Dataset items
════════════════════
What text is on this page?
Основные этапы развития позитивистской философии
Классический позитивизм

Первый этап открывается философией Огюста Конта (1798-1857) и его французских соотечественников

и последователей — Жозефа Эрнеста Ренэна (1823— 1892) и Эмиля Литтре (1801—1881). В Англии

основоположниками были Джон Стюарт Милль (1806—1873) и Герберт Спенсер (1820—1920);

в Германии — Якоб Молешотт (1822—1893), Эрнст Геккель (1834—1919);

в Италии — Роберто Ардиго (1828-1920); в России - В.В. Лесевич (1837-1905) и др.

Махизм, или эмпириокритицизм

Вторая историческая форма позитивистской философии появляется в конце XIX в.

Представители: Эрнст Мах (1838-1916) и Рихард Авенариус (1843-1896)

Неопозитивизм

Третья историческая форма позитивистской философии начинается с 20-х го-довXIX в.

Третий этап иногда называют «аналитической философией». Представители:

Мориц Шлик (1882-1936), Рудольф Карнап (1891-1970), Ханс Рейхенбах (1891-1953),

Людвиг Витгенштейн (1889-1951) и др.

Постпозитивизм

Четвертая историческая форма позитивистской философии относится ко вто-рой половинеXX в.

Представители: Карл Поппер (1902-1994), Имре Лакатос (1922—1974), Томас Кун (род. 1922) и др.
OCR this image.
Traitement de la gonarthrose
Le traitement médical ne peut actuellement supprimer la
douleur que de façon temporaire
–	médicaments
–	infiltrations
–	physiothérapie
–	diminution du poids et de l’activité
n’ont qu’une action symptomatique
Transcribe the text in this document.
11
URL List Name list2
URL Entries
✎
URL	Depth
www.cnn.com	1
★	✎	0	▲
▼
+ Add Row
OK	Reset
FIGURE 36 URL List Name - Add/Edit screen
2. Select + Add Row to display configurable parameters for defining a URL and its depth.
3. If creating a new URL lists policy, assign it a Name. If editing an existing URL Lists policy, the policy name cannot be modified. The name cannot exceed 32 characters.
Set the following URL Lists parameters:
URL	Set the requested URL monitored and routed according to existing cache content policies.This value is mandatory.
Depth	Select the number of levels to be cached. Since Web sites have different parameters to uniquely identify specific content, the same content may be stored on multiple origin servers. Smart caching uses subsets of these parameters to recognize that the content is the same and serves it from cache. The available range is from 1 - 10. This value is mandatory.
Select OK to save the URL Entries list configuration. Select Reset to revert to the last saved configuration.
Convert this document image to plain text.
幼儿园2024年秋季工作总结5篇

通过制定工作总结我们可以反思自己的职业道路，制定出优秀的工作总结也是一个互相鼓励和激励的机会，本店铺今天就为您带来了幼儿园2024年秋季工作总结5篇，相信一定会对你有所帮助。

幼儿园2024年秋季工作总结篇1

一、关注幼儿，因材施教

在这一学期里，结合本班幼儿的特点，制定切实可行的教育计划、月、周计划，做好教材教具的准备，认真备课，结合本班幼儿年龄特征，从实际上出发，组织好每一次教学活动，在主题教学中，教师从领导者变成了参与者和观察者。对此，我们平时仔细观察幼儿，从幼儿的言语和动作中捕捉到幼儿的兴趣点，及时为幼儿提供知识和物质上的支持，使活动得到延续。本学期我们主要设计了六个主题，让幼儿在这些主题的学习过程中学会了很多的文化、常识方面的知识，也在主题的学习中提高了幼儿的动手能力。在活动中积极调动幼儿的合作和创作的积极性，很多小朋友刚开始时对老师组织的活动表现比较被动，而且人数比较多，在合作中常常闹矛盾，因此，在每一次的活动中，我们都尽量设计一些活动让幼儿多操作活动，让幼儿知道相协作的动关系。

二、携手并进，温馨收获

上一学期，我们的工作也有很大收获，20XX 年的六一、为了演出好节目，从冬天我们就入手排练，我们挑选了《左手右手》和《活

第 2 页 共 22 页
════════════════════
• _Required task_
Only the lines from the one containing "Convert this document image to plain text." through the end of the material should be reproduced, exactly, with both ends included.

• _Answer for this exercise_
Convert this document image to plain text.
幼儿园2024年秋季工作总结5篇

通过制定工作总结我们可以反思自己的职业道路，制定出优秀的工作总结也是一个互相鼓励和激励的机会，本店铺今天就为您带来了幼儿园2024年秋季工作总结5篇，相信一定会对你有所帮助。

幼儿园2024年秋季工作总结篇1

一、关注幼儿，因材施教

在这一学期里，结合本班幼儿的特点，制定切实可行的教育计划、月、周计划，做好教材教具的准备，认真备课，结合本班幼儿年龄特征，从实际上出发，组织好每一次教学活动，在主题教学中，教师从领导者变成了参与者和观察者。对此，我们平时仔细观察幼儿，从幼儿的言语和动作中捕捉到幼儿的兴趣点，及时为幼儿提供知识和物质上的支持，使活动得到延续。本学期我们主要设计了六个主题，让幼儿在这些主题的学习过程中学会了很多的文化、常识方面的知识，也在主题的学习中提高了幼儿的动手能力。在活动中积极调动幼儿的合作和创作的积极性，很多小朋友刚开始时对老师组织的活动表现比较被动，而且人数比较多，在合作中常常闹矛盾，因此，在每一次的活动中，我们都尽量设计一些活动让幼儿多操作活动，让幼儿知道相协作的动关系。

二、携手并进，温馨收获

上一学期，我们的工作也有很大收获，20XX 年的六一、为了演出好节目，从冬天我们就入手排练，我们挑选了《左手右手》和《活

第 2 页 共 22 页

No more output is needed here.